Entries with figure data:
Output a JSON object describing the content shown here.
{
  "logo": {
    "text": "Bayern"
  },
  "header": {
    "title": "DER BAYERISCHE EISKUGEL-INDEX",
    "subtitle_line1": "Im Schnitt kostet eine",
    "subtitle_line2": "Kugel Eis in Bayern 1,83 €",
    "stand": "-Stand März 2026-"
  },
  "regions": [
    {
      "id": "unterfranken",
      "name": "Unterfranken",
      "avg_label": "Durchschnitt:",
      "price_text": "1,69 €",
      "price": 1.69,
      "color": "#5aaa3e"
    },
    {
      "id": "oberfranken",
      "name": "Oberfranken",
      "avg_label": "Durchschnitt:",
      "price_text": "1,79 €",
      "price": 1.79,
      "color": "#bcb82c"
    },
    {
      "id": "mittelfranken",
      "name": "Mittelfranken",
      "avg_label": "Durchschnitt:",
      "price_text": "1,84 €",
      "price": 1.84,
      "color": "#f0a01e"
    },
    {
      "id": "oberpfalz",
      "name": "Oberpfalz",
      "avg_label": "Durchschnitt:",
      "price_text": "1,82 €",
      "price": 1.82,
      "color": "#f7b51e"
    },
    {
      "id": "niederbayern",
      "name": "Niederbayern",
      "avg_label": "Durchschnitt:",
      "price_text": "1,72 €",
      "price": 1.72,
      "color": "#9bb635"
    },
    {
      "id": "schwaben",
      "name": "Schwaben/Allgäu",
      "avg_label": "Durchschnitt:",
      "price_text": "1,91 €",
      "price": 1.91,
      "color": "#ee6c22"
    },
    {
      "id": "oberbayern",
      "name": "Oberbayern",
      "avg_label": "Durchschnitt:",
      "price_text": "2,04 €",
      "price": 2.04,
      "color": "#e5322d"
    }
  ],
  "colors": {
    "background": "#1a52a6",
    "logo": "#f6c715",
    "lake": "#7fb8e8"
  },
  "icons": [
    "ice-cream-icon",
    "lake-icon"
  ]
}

WHAT TO DO: Print every record above exactly as written.

SOLUTION FOR THIS PROBLEM:
Output a JSON object describing the content shown here.
{
  "logo": {
    "text": "Bayern"
  },
  "header": {
    "title": "DER BAYERISCHE EISKUGEL-INDEX",
    "subtitle_line1": "Im Schnitt kostet eine",
    "subtitle_line2": "Kugel Eis in Bayern 1,83 €",
    "stand": "-Stand März 2026-"
  },
  "regions": [
    {
      "id": "unterfranken",
      "name": "Unterfranken",
      "avg_label": "Durchschnitt:",
      "price_text": "1,69 €",
      "price": 1.69,
      "color": "#5aaa3e"
    },
    {
      "id": "oberfranken",
      "name": "Oberfranken",
      "avg_label": "Durchschnitt:",
      "price_text": "1,79 €",
      "price": 1.79,
      "color": "#bcb82c"
    },
    {
      "id": "mittelfranken",
      "name": "Mittelfranken",
      "avg_label": "Durchschnitt:",
      "price_text": "1,84 €",
      "price": 1.84,
      "color": "#f0a01e"
    },
    {
      "id": "oberpfalz",
      "name": "Oberpfalz",
      "avg_label": "Durchschnitt:",
      "price_text": "1,82 €",
      "price": 1.82,
      "color": "#f7b51e"
    },
    {
      "id": "niederbayern",
      "name": "Niederbayern",
      "avg_label": "Durchschnitt:",
      "price_text": "1,72 €",
      "price": 1.72,
      "color": "#9bb635"
    },
    {
      "id": "schwaben",
      "name": "Schwaben/Allgäu",
      "avg_label": "Durchschnitt:",
      "price_text": "1,91 €",
      "price": 1.91,
      "color": "#ee6c22"
    },
    {
      "id": "oberbayern",
      "name": "Oberbayern",
      "avg_label": "Durchschnitt:",
      "price_text": "2,04 €",
      "price": 2.04,
      "color": "#e5322d"
    }
  ],
  "colors": {
    "background": "#1a52a6",
    "logo": "#f6c715",
    "lake": "#7fb8e8"
  },
  "icons": [
    "ice-cream-icon",
    "lake-icon"
  ]
}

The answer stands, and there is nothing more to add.